## AIM OF THE TASK
Locate each line holding the string "background" and copy it.
+ + +
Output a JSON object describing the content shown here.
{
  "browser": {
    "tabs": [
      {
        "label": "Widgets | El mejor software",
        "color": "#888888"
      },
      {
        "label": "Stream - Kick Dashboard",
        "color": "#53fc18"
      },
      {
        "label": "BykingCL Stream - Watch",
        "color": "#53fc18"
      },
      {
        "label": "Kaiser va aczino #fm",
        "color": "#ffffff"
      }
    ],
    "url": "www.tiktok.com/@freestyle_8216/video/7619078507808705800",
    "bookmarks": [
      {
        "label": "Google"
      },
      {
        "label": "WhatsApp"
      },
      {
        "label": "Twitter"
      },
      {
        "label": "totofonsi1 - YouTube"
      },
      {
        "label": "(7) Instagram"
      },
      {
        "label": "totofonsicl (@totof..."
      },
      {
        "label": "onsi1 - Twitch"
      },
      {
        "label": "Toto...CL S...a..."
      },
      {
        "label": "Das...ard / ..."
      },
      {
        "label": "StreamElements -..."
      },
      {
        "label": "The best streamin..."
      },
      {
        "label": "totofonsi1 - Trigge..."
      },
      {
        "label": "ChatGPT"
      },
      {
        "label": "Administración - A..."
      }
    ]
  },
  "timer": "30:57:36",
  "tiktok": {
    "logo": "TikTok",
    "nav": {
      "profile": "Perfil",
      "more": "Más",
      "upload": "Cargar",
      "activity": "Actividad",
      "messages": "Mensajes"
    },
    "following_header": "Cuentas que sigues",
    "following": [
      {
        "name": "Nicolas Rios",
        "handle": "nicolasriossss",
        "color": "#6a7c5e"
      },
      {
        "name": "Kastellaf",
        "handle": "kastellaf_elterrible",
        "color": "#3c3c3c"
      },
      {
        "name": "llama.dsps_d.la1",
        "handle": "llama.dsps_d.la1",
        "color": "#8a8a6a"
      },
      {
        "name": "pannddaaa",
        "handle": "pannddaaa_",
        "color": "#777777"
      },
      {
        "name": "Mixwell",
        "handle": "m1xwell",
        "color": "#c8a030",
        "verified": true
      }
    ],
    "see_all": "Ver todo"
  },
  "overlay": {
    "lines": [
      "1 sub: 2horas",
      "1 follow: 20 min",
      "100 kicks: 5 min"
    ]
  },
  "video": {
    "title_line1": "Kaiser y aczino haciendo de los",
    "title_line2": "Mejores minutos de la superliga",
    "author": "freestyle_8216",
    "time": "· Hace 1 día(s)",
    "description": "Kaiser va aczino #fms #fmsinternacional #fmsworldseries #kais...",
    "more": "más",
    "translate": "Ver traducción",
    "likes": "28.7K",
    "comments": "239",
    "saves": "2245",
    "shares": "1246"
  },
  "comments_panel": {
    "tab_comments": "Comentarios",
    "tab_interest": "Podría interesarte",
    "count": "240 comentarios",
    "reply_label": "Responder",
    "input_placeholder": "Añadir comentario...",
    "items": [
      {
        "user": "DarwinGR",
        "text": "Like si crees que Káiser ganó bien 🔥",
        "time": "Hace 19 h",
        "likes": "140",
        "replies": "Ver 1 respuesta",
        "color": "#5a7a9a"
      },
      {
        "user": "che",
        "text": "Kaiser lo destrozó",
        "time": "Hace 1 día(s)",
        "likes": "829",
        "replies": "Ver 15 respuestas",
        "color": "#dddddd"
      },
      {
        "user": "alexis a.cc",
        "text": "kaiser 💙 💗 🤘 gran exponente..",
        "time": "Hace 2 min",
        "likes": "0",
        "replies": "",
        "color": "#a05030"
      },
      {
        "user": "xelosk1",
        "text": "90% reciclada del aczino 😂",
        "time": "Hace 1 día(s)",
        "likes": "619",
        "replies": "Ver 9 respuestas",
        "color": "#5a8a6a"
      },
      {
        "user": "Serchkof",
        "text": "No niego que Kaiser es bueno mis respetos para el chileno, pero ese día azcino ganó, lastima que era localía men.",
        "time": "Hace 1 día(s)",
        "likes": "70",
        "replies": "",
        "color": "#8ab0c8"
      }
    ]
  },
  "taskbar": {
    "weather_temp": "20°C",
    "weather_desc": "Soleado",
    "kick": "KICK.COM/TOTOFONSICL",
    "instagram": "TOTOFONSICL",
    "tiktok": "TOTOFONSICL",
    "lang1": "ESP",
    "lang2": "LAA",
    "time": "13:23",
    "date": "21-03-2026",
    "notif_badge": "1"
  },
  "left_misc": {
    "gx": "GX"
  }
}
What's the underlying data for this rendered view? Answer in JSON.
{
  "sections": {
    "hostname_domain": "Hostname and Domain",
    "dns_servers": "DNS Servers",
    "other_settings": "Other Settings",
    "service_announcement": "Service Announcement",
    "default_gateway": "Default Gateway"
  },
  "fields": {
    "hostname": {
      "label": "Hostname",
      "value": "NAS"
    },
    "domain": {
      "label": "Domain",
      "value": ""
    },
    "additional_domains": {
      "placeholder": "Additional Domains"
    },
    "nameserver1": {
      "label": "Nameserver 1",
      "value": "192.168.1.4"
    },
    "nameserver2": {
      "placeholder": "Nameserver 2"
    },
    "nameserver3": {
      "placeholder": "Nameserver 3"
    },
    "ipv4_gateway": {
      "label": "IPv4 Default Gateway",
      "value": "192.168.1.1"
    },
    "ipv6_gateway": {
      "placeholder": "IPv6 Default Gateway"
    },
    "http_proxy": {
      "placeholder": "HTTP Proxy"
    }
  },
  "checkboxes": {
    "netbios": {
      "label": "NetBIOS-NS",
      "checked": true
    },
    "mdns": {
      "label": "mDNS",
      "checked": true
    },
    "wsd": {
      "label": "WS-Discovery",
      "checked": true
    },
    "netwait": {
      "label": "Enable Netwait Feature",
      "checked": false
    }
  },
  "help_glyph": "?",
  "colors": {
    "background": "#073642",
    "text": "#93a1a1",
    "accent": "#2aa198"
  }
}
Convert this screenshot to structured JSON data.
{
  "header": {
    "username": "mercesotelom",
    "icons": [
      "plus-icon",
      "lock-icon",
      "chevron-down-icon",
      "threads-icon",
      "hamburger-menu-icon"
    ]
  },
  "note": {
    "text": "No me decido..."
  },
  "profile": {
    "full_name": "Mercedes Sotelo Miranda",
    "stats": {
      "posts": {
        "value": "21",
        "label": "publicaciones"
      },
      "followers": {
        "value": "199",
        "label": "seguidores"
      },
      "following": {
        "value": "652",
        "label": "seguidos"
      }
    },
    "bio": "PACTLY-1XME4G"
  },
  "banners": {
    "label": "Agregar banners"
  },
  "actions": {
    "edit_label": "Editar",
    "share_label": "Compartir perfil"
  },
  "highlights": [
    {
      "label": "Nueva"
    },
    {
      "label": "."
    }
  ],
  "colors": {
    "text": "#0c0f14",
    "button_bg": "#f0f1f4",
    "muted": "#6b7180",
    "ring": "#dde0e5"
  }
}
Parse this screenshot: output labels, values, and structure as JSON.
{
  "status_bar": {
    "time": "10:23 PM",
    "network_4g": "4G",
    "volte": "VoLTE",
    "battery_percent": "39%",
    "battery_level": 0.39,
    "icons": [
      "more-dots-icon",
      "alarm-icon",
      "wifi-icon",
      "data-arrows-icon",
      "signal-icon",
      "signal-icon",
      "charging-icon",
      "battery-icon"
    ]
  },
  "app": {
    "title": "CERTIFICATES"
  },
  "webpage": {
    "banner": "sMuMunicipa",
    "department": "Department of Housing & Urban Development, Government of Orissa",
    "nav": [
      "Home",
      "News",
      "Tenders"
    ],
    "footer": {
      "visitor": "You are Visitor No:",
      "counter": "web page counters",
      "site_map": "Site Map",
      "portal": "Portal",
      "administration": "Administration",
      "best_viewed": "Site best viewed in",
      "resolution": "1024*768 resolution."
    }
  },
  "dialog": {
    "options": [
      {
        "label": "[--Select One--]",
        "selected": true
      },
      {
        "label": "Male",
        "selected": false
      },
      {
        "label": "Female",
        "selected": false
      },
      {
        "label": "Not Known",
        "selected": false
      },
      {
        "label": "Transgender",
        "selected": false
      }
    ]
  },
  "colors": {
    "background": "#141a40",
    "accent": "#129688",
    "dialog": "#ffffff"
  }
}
+ + +
## ANSWER TO THIS EXERCISE
    "background": "#073642",
    "background": "#141a40",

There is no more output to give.